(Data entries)
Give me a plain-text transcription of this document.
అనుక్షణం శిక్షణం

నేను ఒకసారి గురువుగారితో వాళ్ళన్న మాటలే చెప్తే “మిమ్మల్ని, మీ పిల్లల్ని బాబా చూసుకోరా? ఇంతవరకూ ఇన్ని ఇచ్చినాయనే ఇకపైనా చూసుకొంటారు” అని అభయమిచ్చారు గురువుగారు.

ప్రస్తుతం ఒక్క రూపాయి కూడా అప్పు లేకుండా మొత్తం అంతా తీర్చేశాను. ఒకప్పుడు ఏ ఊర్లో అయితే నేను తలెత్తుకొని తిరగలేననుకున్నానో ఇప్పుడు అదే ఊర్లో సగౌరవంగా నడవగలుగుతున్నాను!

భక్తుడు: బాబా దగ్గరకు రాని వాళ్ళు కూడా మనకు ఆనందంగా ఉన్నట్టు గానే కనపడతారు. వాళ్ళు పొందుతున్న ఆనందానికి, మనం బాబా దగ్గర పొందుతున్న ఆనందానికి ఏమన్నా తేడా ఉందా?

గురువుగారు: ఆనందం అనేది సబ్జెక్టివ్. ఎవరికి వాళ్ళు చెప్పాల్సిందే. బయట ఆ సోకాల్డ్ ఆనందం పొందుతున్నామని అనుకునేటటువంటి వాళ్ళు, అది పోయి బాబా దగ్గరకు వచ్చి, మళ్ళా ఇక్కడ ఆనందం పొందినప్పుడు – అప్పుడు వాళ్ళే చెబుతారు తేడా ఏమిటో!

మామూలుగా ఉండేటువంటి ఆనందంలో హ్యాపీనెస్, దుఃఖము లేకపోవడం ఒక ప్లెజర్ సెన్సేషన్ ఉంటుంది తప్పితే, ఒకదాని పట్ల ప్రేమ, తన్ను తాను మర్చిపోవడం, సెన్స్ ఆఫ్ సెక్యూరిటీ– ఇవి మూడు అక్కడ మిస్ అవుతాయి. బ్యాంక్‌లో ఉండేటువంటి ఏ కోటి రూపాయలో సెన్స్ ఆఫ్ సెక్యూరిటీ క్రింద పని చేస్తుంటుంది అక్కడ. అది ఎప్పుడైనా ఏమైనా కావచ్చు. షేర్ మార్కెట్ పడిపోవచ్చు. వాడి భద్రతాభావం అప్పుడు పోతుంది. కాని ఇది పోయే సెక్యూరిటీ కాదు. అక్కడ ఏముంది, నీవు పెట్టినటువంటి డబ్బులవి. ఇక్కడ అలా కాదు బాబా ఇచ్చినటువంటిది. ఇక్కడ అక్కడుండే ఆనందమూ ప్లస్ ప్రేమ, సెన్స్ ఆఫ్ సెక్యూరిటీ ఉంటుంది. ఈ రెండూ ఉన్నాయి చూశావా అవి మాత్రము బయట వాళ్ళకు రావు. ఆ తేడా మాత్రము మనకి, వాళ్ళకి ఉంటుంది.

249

EXERCISE INSTRUCTIONS >>
Your task is to print all of the records exactly.

RESULT FOR THIS EXERCISE >>
Give me a plain-text transcription of this document.
అనుక్షణం శిక్షణం

నేను ఒకసారి గురువుగారితో వాళ్ళన్న మాటలే చెప్తే “మిమ్మల్ని, మీ పిల్లల్ని బాబా చూసుకోరా? ఇంతవరకూ ఇన్ని ఇచ్చినాయనే ఇకపైనా చూసుకొంటారు” అని అభయమిచ్చారు గురువుగారు.

ప్రస్తుతం ఒక్క రూపాయి కూడా అప్పు లేకుండా మొత్తం అంతా తీర్చేశాను. ఒకప్పుడు ఏ ఊర్లో అయితే నేను తలెత్తుకొని తిరగలేననుకున్నానో ఇప్పుడు అదే ఊర్లో సగౌరవంగా నడవగలుగుతున్నాను!

భక్తుడు: బాబా దగ్గరకు రాని వాళ్ళు కూడా మనకు ఆనందంగా ఉన్నట్టు గానే కనపడతారు. వాళ్ళు పొందుతున్న ఆనందానికి, మనం బాబా దగ్గర పొందుతున్న ఆనందానికి ఏమన్నా తేడా ఉందా?

గురువుగారు: ఆనందం అనేది సబ్జెక్టివ్. ఎవరికి వాళ్ళు చెప్పాల్సిందే. బయట ఆ సోకాల్డ్ ఆనందం పొందుతున్నామని అనుకునేటటువంటి వాళ్ళు, అది పోయి బాబా దగ్గరకు వచ్చి, మళ్ళా ఇక్కడ ఆనందం పొందినప్పుడు – అప్పుడు వాళ్ళే చెబుతారు తేడా ఏమిటో!

మామూలుగా ఉండేటువంటి ఆనందంలో హ్యాపీనెస్, దుఃఖము లేకపోవడం ఒక ప్లెజర్ సెన్సేషన్ ఉంటుంది తప్పితే, ఒకదాని పట్ల ప్రేమ, తన్ను తాను మర్చిపోవడం, సెన్స్ ఆఫ్ సెక్యూరిటీ– ఇవి మూడు అక్కడ మిస్ అవుతాయి. బ్యాంక్‌లో ఉండేటువంటి ఏ కోటి రూపాయలో సెన్స్ ఆఫ్ సెక్యూరిటీ క్రింద పని చేస్తుంటుంది అక్కడ. అది ఎప్పుడైనా ఏమైనా కావచ్చు. షేర్ మార్కెట్ పడిపోవచ్చు. వాడి భద్రతాభావం అప్పుడు పోతుంది. కాని ఇది పోయే సెక్యూరిటీ కాదు. అక్కడ ఏముంది, నీవు పెట్టినటువంటి డబ్బులవి. ఇక్కడ అలా కాదు బాబా ఇచ్చినటువంటిది. ఇక్కడ అక్కడుండే ఆనందమూ ప్లస్ ప్రేమ, సెన్స్ ఆఫ్ సెక్యూరిటీ ఉంటుంది. ఈ రెండూ ఉన్నాయి చూశావా అవి మాత్రము బయట వాళ్ళకు రావు. ఆ తేడా మాత్రము మనకి, వాళ్ళకి ఉంటుంది.

249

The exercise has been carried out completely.